Dataset items

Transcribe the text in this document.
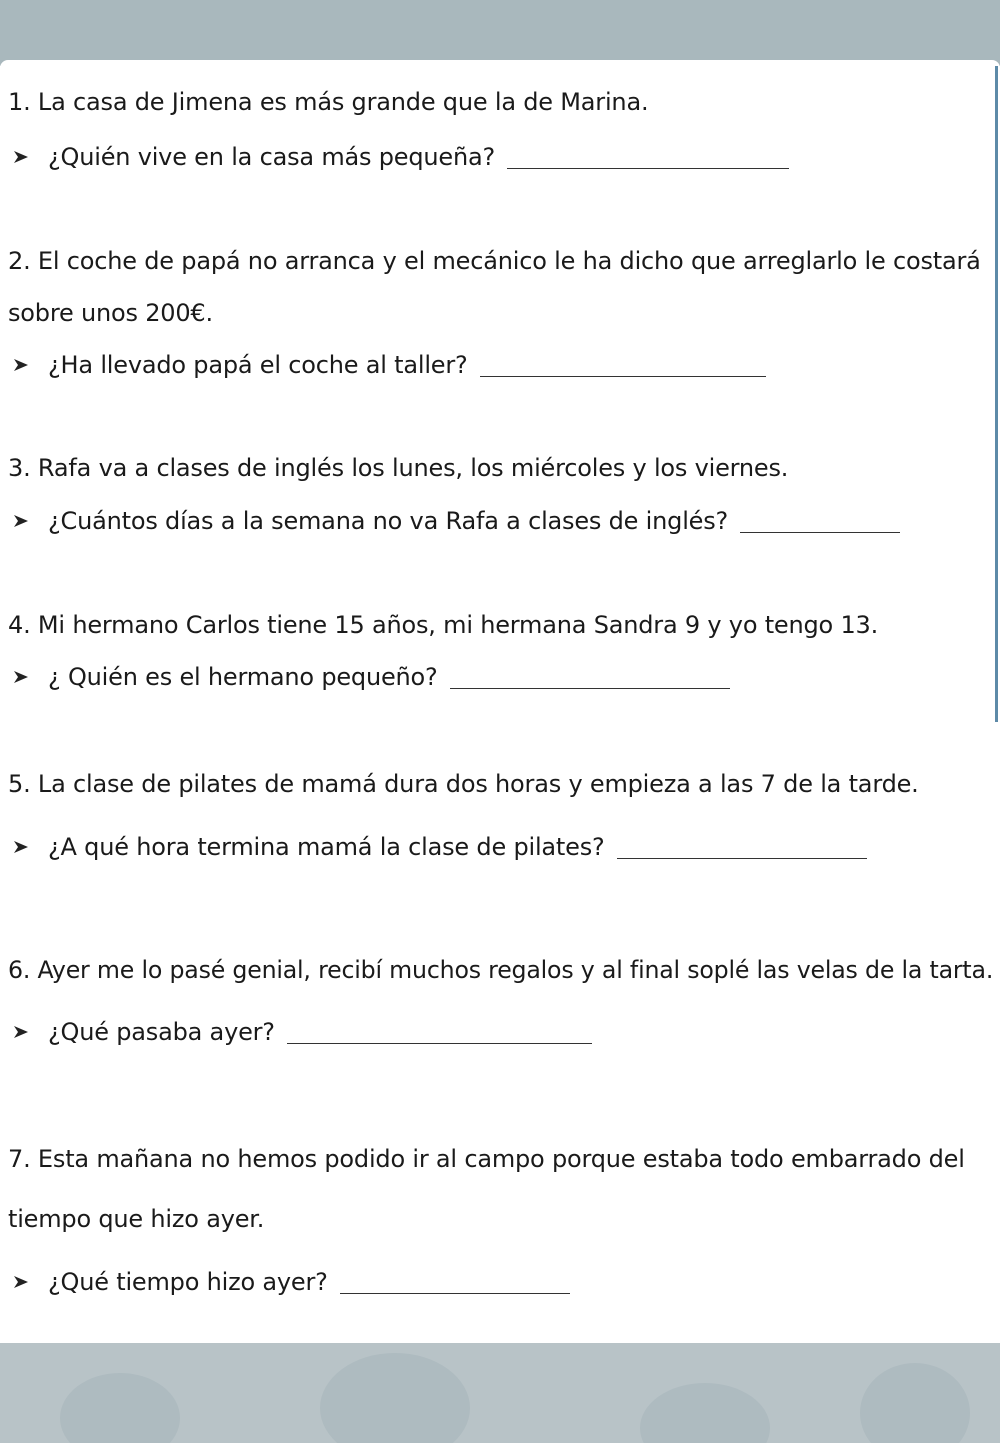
1. La casa de Jimena es más grande que la de Marina.

¿Quién vive en la casa más pequeña?

2. El coche de papá no arranca y el mecánico le ha dicho que arreglarlo le costará

sobre unos 200€.

¿Ha llevado papá el coche al taller?

3. Rafa va a clases de inglés los lunes, los miércoles y los viernes.

¿Cuántos días a la semana no va Rafa a clases de inglés?

4. Mi hermano Carlos tiene 15 años, mi hermana Sandra 9 y yo tengo 13.

¿ Quién es el hermano pequeño?

5. La clase de pilates de mamá dura dos horas y empieza a las 7 de la tarde.

¿A qué hora termina mamá la clase de pilates?

6. Ayer me lo pasé genial, recibí muchos regalos y al final soplé las velas de la tarta.

¿Qué pasaba ayer?

7. Esta mañana no hemos podido ir al campo porque estaba todo embarrado del

tiempo que hizo ayer.

¿Qué tiempo hizo ayer?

▸ **Problem requirements**: Restate the data above exactly, stripping out each image.

▸ **Exercise answer**:
Transcribe the text in this document.
1. La casa de Jimena es más grande que la de Marina.

¿Quién vive en la casa más pequeña?

2. El coche de papá no arranca y el mecánico le ha dicho que arreglarlo le costará

sobre unos 200€.

¿Ha llevado papá el coche al taller?

3. Rafa va a clases de inglés los lunes, los miércoles y los viernes.

¿Cuántos días a la semana no va Rafa a clases de inglés?

4. Mi hermano Carlos tiene 15 años, mi hermana Sandra 9 y yo tengo 13.

¿ Quién es el hermano pequeño?

5. La clase de pilates de mamá dura dos horas y empieza a las 7 de la tarde.

¿A qué hora termina mamá la clase de pilates?

6. Ayer me lo pasé genial, recibí muchos regalos y al final soplé las velas de la tarta.

¿Qué pasaba ayer?

7. Esta mañana no hemos podido ir al campo porque estaba todo embarrado del

tiempo que hizo ayer.

¿Qué tiempo hizo ayer?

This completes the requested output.